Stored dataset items
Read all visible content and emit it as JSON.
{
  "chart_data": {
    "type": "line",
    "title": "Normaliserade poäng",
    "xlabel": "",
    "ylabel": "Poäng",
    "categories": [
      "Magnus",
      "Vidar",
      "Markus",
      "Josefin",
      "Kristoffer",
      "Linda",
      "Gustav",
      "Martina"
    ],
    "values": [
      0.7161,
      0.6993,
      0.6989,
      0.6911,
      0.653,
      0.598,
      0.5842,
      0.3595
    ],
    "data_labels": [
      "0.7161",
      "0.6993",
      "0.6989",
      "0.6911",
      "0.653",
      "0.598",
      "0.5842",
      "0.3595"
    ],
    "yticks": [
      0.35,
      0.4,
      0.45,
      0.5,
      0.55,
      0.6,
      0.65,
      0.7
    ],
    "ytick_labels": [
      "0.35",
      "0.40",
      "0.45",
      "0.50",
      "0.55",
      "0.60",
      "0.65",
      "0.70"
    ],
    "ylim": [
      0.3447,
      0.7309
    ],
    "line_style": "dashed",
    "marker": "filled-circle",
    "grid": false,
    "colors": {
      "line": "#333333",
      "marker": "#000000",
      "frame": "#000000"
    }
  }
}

**Exercise instructions:** Scan the material above and determine how many lines include the word "marker"; report only the number.

**Final answer:** 2